* [Exercise input]:
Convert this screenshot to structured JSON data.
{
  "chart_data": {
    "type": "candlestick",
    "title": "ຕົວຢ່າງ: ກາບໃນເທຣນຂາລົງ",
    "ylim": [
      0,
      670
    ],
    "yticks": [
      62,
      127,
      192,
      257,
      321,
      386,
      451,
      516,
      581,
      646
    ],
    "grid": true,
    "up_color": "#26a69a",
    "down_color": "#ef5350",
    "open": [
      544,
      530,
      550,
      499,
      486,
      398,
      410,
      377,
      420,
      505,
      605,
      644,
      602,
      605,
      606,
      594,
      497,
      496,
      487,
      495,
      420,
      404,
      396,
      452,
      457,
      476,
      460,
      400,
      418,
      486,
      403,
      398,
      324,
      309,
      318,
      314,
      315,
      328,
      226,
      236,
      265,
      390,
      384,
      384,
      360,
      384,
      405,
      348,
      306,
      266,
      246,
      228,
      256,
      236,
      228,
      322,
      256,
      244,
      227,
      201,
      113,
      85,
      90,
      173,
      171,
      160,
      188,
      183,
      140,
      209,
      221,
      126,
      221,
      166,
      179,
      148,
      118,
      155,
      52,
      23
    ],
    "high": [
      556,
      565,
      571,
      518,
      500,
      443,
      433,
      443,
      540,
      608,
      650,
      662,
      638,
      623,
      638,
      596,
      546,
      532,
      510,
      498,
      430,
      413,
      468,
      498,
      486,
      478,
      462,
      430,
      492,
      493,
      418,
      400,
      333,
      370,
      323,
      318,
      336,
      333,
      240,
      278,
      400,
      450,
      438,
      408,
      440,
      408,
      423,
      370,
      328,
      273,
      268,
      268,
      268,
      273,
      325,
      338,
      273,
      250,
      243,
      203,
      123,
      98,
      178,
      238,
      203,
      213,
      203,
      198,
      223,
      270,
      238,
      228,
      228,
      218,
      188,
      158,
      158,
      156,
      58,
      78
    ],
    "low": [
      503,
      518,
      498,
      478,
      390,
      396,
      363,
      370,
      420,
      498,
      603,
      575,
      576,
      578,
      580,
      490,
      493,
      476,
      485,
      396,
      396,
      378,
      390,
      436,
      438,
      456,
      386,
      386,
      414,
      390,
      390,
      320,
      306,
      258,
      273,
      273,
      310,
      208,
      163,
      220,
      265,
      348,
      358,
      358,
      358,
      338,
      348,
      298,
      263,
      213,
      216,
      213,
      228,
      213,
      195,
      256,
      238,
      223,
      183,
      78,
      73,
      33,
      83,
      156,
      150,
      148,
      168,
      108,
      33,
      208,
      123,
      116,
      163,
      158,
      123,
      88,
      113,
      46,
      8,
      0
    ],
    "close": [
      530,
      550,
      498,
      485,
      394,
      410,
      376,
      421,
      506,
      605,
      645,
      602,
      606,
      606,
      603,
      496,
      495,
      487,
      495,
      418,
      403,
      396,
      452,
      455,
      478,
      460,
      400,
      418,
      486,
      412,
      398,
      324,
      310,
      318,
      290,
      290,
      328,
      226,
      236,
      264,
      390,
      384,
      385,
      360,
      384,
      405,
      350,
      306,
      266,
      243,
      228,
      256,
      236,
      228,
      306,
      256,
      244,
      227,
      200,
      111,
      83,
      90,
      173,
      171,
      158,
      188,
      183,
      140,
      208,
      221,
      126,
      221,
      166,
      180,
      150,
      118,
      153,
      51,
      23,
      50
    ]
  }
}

* [Set problem]: Emit the records above again, exactly, with no line skipped.

* [The completed task]:
Convert this screenshot to structured JSON data.
{
  "chart_data": {
    "type": "candlestick",
    "title": "ຕົວຢ່າງ: ກາບໃນເທຣນຂາລົງ",
    "ylim": [
      0,
      670
    ],
    "yticks": [
      62,
      127,
      192,
      257,
      321,
      386,
      451,
      516,
      581,
      646
    ],
    "grid": true,
    "up_color": "#26a69a",
    "down_color": "#ef5350",
    "open": [
      544,
      530,
      550,
      499,
      486,
      398,
      410,
      377,
      420,
      505,
      605,
      644,
      602,
      605,
      606,
      594,
      497,
      496,
      487,
      495,
      420,
      404,
      396,
      452,
      457,
      476,
      460,
      400,
      418,
      486,
      403,
      398,
      324,
      309,
      318,
      314,
      315,
      328,
      226,
      236,
      265,
      390,
      384,
      384,
      360,
      384,
      405,
      348,
      306,
      266,
      246,
      228,
      256,
      236,
      228,
      322,
      256,
      244,
      227,
      201,
      113,
      85,
      90,
      173,
      171,
      160,
      188,
      183,
      140,
      209,
      221,
      126,
      221,
      166,
      179,
      148,
      118,
      155,
      52,
      23
    ],
    "high": [
      556,
      565,
      571,
      518,
      500,
      443,
      433,
      443,
      540,
      608,
      650,
      662,
      638,
      623,
      638,
      596,
      546,
      532,
      510,
      498,
      430,
      413,
      468,
      498,
      486,
      478,
      462,
      430,
      492,
      493,
      418,
      400,
      333,
      370,
      323,
      318,
      336,
      333,
      240,
      278,
      400,
      450,
      438,
      408,
      440,
      408,
      423,
      370,
      328,
      273,
      268,
      268,
      268,
      273,
      325,
      338,
      273,
      250,
      243,
      203,
      123,
      98,
      178,
      238,
      203,
      213,
      203,
      198,
      223,
      270,
      238,
      228,
      228,
      218,
      188,
      158,
      158,
      156,
      58,
      78
    ],
    "low": [
      503,
      518,
      498,
      478,
      390,
      396,
      363,
      370,
      420,
      498,
      603,
      575,
      576,
      578,
      580,
      490,
      493,
      476,
      485,
      396,
      396,
      378,
      390,
      436,
      438,
      456,
      386,
      386,
      414,
      390,
      390,
      320,
      306,
      258,
      273,
      273,
      310,
      208,
      163,
      220,
      265,
      348,
      358,
      358,
      358,
      338,
      348,
      298,
      263,
      213,
      216,
      213,
      228,
      213,
      195,
      256,
      238,
      223,
      183,
      78,
      73,
      33,
      83,
      156,
      150,
      148,
      168,
      108,
      33,
      208,
      123,
      116,
      163,
      158,
      123,
      88,
      113,
      46,
      8,
      0
    ],
    "close": [
      530,
      550,
      498,
      485,
      394,
      410,
      376,
      421,
      506,
      605,
      645,
      602,
      606,
      606,
      603,
      496,
      495,
      487,
      495,
      418,
      403,
      396,
      452,
      455,
      478,
      460,
      400,
      418,
      486,
      412,
      398,
      324,
      310,
      318,
      290,
      290,
      328,
      226,
      236,
      264,
      390,
      384,
      385,
      360,
      384,
      405,
      350,
      306,
      266,
      243,
      228,
      256,
      236,
      228,
      306,
      256,
      244,
      227,
      200,
      111,
      83,
      90,
      173,
      171,
      158,
      188,
      183,
      140,
      208,
      221,
      126,
      221,
      166,
      180,
      150,
      118,
      153,
      51,
      23,
      50
    ]
  }
}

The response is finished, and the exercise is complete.